-- Items start --

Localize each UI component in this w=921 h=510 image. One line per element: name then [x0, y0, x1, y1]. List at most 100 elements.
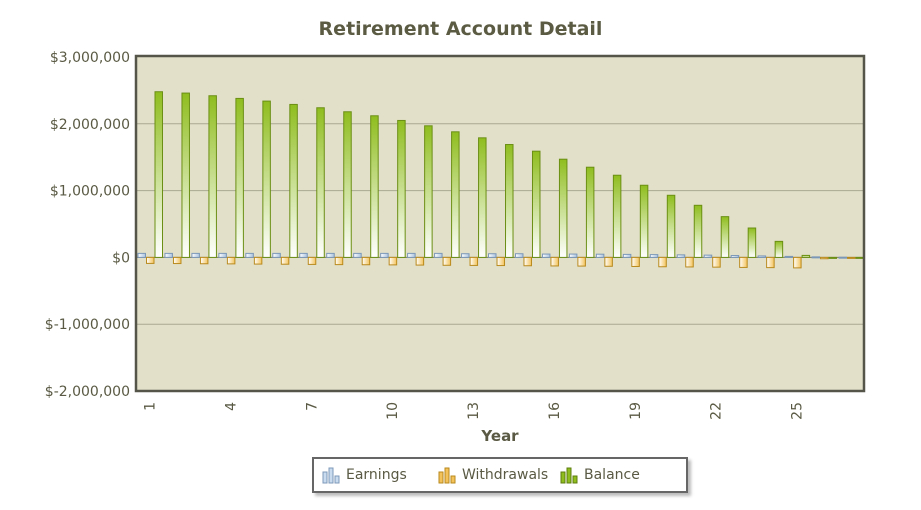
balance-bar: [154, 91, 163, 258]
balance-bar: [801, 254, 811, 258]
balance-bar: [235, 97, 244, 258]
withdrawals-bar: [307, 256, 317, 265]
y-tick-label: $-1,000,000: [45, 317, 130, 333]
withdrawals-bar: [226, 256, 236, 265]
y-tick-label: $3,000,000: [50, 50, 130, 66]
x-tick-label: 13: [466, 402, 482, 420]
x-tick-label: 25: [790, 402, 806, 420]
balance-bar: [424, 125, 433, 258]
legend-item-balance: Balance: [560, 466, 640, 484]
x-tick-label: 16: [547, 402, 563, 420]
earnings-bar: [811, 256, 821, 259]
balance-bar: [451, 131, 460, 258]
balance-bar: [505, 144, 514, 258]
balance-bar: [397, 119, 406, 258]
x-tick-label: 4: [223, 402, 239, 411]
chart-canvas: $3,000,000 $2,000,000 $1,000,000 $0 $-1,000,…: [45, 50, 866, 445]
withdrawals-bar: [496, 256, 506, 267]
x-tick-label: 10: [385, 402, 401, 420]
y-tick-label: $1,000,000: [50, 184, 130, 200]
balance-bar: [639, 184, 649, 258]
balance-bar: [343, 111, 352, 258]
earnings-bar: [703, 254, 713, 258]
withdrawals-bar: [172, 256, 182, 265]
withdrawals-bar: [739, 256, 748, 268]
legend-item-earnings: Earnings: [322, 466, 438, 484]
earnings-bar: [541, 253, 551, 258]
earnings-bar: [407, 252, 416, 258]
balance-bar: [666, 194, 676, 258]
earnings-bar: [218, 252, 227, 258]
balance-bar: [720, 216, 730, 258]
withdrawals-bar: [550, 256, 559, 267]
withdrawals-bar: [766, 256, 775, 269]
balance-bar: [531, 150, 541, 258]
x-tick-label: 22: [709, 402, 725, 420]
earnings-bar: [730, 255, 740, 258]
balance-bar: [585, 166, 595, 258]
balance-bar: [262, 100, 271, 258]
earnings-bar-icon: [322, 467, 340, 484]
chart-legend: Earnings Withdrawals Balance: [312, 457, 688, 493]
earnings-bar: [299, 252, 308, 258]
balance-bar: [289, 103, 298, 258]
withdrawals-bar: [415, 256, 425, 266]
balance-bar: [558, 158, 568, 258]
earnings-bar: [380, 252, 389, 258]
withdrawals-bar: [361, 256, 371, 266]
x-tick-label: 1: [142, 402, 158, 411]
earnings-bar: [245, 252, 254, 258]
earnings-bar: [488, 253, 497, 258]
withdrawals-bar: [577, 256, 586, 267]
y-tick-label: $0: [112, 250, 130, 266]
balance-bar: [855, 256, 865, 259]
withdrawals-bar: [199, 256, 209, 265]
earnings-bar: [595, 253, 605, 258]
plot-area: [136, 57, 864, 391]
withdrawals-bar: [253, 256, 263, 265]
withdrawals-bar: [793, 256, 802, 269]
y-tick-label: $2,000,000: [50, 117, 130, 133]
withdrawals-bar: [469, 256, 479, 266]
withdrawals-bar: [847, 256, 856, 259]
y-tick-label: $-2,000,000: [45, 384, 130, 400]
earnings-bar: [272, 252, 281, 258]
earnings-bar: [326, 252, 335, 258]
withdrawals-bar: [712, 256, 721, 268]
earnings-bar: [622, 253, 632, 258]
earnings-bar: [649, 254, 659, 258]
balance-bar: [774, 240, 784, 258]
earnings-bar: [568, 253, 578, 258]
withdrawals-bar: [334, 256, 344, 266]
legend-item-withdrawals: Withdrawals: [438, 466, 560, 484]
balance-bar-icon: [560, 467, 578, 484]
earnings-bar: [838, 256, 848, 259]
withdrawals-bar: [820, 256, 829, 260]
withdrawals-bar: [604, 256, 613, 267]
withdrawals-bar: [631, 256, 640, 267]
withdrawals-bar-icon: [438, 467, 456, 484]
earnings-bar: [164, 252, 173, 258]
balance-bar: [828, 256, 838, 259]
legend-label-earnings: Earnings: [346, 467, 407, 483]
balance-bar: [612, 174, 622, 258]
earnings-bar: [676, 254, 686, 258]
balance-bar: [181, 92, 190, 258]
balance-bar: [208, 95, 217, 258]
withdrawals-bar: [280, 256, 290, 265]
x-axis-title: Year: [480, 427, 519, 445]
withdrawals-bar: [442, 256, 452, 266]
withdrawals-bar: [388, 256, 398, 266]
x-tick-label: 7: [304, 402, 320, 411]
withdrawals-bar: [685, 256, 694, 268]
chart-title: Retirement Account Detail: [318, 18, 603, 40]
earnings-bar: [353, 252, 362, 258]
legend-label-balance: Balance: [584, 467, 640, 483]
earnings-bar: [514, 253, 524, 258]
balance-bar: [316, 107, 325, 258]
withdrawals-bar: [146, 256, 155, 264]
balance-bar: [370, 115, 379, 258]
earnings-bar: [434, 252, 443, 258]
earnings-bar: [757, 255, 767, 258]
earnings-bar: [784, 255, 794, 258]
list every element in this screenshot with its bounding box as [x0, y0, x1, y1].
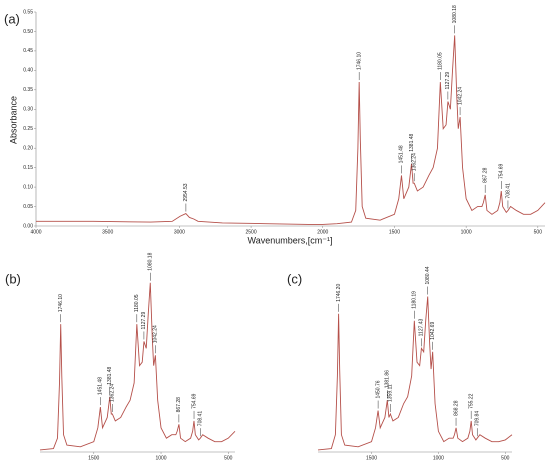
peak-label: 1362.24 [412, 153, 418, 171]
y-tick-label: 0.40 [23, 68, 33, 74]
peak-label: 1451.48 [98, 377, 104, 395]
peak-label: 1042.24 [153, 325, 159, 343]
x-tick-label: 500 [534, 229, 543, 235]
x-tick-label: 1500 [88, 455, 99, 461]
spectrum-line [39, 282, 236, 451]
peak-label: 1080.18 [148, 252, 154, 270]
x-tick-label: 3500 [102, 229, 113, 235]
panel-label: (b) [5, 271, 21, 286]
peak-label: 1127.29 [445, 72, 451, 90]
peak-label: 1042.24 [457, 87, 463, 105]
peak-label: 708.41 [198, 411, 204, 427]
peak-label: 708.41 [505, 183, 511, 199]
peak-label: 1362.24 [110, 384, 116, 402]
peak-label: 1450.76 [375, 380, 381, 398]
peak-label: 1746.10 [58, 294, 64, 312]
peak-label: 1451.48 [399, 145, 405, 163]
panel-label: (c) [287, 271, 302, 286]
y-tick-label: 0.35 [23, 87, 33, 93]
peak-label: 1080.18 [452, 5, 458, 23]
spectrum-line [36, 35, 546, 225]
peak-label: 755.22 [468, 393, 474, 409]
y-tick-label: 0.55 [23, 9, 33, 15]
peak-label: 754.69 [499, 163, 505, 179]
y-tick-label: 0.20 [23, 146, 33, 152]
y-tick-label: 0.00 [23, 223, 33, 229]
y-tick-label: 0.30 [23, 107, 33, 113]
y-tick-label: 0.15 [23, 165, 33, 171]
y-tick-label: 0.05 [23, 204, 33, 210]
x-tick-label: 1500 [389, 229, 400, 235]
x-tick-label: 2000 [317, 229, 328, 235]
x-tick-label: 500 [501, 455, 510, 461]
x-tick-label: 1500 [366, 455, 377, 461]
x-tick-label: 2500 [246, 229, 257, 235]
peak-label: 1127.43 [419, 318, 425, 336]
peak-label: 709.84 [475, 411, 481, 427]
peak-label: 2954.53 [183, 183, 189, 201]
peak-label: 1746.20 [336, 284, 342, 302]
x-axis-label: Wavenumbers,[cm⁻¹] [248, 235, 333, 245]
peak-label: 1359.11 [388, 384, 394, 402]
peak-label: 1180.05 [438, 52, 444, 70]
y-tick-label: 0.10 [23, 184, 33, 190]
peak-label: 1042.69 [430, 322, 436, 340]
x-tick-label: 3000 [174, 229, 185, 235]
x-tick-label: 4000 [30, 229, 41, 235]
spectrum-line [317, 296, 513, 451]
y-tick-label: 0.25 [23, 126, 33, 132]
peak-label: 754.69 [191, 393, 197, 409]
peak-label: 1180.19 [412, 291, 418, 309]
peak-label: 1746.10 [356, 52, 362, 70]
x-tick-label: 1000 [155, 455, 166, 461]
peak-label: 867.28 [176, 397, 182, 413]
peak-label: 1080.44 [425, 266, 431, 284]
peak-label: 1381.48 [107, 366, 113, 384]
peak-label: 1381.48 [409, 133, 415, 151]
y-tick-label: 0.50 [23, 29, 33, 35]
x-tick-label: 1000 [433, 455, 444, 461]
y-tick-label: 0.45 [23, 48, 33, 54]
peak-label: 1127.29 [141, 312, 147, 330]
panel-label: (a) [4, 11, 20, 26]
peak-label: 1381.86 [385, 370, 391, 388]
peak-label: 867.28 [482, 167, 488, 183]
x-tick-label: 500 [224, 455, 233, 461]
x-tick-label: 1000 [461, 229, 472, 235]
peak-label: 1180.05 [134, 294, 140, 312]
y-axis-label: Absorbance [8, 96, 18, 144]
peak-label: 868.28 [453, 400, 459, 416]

-- Items end --

# [Task objective]
Start at the line containing "peak-label: 1362.24 [412, 153, 418, 171]" and stop after the line containing "peak-label: 1746.10 [356, 52, 362, 70]". Reproduce those records character for character.

# [Reply to the task]
peak-label: 1362.24 [412, 153, 418, 171]
y-tick-label: 0.40 [23, 68, 33, 74]
peak-label: 1451.48 [98, 377, 104, 395]
peak-label: 1042.24 [153, 325, 159, 343]
x-tick-label: 500 [534, 229, 543, 235]
x-tick-label: 1500 [88, 455, 99, 461]
spectrum-line [39, 282, 236, 451]
peak-label: 1080.18 [148, 252, 154, 270]
x-tick-label: 3500 [102, 229, 113, 235]
panel-label: (b) [5, 271, 21, 286]
peak-label: 1127.29 [445, 72, 451, 90]
peak-label: 1042.24 [457, 87, 463, 105]
peak-label: 708.41 [198, 411, 204, 427]
peak-label: 708.41 [505, 183, 511, 199]
peak-label: 1362.24 [110, 384, 116, 402]
peak-label: 1450.76 [375, 380, 381, 398]
peak-label: 1746.10 [58, 294, 64, 312]
peak-label: 1451.48 [399, 145, 405, 163]
panel-label: (c) [287, 271, 302, 286]
y-tick-label: 0.35 [23, 87, 33, 93]
peak-label: 1080.18 [452, 5, 458, 23]
spectrum-line [36, 35, 546, 225]
peak-label: 755.22 [468, 393, 474, 409]
y-tick-label: 0.55 [23, 9, 33, 15]
peak-label: 754.69 [499, 163, 505, 179]
y-tick-label: 0.20 [23, 146, 33, 152]
y-tick-label: 0.00 [23, 223, 33, 229]
y-tick-label: 0.30 [23, 107, 33, 113]
y-tick-label: 0.15 [23, 165, 33, 171]
y-tick-label: 0.05 [23, 204, 33, 210]
x-tick-label: 1500 [389, 229, 400, 235]
x-tick-label: 2000 [317, 229, 328, 235]
x-tick-label: 500 [501, 455, 510, 461]
x-tick-label: 1500 [366, 455, 377, 461]
x-tick-label: 2500 [246, 229, 257, 235]
peak-label: 1127.43 [419, 318, 425, 336]
peak-label: 709.84 [475, 411, 481, 427]
peak-label: 2954.53 [183, 183, 189, 201]
peak-label: 1746.20 [336, 284, 342, 302]
x-axis-label: Wavenumbers,[cm⁻¹] [248, 235, 333, 245]
peak-label: 1359.11 [388, 384, 394, 402]
peak-label: 1180.05 [438, 52, 444, 70]
y-tick-label: 0.10 [23, 184, 33, 190]
peak-label: 1042.69 [430, 322, 436, 340]
x-tick-label: 3000 [174, 229, 185, 235]
x-tick-label: 4000 [30, 229, 41, 235]
spectrum-line [317, 296, 513, 451]
y-tick-label: 0.25 [23, 126, 33, 132]
peak-label: 754.69 [191, 393, 197, 409]
peak-label: 1180.19 [412, 291, 418, 309]
peak-label: 1746.10 [356, 52, 362, 70]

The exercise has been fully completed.